REQUIRED ACTIONS:
• A. List every aircraft type named in the fighter-aircraft forum thread. Give each one once, worded as it first appears, in order of first appearance.
• B. Rewrite everything in the fighter-aircraft forum thread from "04-03-2013, 02:39 AM" down to "victories than P-38?", changing "Lightning" to "P-38".
• C. Using the fighter-aircraft forum thread, say yes or no for each statement and quote the words that decide it: (i) The early Lightnings were taken into British service. (ii) The Meteor jet was among the British aircraft sent to Wright Field. (iii) Tempests and Spitfire XIVs went to the continent before the invasion.

2, The RAF did use their Merlin Mustangs for long range escort, & they sent Tempests & Spitfire XIVs to the continent after the invasion to replace them in the air superiority role, to facilitate this.

J.A.W.
04-03-2013, 02:39 AM
Lightning ranked 1st for loss ratio [worst, that is..] for both air-air & ground attack of 8th AF US fighters..

& are you SURE the B 17 crews didn't claim more air-to-air victories than P-38?

Nickdfresh
04-03-2013, 07:49 AM
A couple of corrections...

1, The RAF evaluated the new variants of US fighters as they became available, & sent British aircraft to Wright Field in return [such as the Meteor jet]. The early Lightnings were rejected due to deletion of their turbos & stayed in the US for training... & the newer variants, although tested, were not selected for British service..

2, The RAF did use their Merlin Mustangs for long range escort, & they sent Tempests & Spitfire XIVs to the continent after the invasion to replace them in the air superiority role, to facilitate this.

Can you please provide some of the sources for your "Google-phu" argument'athon?

(Rows from a layout dataset)

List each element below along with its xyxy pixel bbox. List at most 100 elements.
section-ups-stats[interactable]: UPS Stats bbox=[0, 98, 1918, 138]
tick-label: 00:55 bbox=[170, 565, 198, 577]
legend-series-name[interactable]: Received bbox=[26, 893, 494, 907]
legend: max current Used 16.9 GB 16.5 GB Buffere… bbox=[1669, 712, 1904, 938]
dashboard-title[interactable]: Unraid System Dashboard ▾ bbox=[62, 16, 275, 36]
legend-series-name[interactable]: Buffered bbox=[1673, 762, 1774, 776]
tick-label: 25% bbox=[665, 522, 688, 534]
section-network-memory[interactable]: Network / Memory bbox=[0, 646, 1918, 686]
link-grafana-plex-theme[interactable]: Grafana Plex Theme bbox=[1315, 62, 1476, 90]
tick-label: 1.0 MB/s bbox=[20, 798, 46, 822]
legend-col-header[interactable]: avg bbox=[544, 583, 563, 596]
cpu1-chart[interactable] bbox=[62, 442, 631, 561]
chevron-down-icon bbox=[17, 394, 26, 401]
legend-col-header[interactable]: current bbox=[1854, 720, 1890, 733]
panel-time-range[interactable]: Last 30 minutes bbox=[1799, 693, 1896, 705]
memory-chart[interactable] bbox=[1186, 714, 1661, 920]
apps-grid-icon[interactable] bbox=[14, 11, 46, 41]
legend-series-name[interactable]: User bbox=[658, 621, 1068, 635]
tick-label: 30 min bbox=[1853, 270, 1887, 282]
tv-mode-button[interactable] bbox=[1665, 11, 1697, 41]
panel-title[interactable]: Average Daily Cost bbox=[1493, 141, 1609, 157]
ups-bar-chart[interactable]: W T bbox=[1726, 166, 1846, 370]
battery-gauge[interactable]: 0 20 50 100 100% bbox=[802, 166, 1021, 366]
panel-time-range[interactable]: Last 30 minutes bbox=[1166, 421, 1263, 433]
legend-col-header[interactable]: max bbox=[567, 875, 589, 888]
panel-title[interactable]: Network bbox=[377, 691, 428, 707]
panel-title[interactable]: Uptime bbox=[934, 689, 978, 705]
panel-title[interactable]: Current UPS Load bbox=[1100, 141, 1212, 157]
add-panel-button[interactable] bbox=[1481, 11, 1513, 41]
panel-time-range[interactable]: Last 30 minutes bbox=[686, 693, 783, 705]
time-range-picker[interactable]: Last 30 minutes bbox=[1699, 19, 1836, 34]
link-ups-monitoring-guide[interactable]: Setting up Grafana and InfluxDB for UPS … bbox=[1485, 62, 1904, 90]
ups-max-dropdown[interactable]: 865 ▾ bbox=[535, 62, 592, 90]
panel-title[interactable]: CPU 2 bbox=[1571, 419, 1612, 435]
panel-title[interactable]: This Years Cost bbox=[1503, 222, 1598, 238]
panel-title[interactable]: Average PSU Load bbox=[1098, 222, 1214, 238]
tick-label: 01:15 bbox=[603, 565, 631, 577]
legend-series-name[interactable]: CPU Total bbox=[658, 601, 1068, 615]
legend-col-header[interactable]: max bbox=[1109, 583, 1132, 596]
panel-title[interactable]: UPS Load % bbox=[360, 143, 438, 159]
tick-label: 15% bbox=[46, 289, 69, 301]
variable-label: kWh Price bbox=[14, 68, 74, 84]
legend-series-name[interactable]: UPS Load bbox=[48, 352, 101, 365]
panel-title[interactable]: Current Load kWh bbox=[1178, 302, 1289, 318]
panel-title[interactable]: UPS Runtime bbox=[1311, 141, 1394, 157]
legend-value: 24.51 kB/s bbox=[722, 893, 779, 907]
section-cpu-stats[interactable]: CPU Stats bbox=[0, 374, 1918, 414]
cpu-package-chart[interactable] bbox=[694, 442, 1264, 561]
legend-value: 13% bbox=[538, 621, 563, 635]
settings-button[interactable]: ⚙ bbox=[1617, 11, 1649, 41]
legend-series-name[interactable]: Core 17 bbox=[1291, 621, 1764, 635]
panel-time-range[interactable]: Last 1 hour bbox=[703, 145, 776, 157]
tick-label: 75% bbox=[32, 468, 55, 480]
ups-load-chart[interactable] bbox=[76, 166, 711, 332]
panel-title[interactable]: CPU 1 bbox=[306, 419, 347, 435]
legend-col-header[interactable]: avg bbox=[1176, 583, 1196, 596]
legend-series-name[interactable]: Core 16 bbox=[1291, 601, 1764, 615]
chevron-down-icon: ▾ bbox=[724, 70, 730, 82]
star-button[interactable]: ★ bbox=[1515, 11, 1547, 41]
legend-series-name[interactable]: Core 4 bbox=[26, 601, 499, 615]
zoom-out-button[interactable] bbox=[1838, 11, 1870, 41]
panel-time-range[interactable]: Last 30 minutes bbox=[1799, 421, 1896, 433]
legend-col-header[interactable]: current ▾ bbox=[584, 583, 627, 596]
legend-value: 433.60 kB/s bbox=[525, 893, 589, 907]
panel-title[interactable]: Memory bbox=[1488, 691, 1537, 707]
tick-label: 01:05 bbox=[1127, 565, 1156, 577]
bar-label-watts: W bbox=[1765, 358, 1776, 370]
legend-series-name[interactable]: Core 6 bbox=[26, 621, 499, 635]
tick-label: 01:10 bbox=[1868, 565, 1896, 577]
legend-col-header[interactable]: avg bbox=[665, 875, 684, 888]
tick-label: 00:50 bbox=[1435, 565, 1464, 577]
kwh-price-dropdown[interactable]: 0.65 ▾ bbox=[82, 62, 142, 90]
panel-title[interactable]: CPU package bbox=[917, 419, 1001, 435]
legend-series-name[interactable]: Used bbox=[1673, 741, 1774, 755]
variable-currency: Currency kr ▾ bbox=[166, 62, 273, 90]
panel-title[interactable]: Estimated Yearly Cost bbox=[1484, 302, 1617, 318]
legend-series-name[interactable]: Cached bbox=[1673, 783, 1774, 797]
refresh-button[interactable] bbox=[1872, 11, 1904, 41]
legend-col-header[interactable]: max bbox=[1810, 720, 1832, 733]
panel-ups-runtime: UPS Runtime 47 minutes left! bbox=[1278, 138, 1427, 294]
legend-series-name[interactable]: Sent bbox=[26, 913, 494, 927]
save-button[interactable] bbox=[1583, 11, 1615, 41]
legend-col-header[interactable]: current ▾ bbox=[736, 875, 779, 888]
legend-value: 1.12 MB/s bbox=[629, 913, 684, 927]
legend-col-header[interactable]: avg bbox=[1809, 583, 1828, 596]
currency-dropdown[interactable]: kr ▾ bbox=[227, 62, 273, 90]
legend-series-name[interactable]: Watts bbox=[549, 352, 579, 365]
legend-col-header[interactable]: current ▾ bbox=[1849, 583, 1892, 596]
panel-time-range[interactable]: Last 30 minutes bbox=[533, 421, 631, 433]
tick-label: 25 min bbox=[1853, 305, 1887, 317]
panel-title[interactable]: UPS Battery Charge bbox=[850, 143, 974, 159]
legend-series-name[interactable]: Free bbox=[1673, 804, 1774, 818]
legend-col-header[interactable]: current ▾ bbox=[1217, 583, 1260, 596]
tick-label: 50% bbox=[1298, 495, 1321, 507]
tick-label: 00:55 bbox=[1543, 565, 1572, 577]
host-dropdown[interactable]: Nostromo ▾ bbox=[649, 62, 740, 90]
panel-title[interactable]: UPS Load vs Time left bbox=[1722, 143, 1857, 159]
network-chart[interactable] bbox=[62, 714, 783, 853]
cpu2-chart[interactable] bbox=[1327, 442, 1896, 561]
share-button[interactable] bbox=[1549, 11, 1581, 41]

EXERCISE SOLUTIONS:
• A. Merlin Mustangs, Tempests, Spitfire XIVs, Lightning, B 17, P-38, Meteor jet

• B.
04-03-2013, 02:39 AM
P-38 ranked 1st for loss ratio [worst, that is..] for both air-air & ground attack of 8th AF US fighters..

& are you SURE the B 17 crews didn't claim more air-to-air victories than P-38?

• C.
(i) No: "The early Lightnings were rejected due to deletion of their turbos & stayed in the US for training"
(ii) Yes: "sent British aircraft to Wright Field in return [such as the Meteor jet]"
(iii) No: "they sent Tempests & Spitfire XIVs to the continent after the invasion"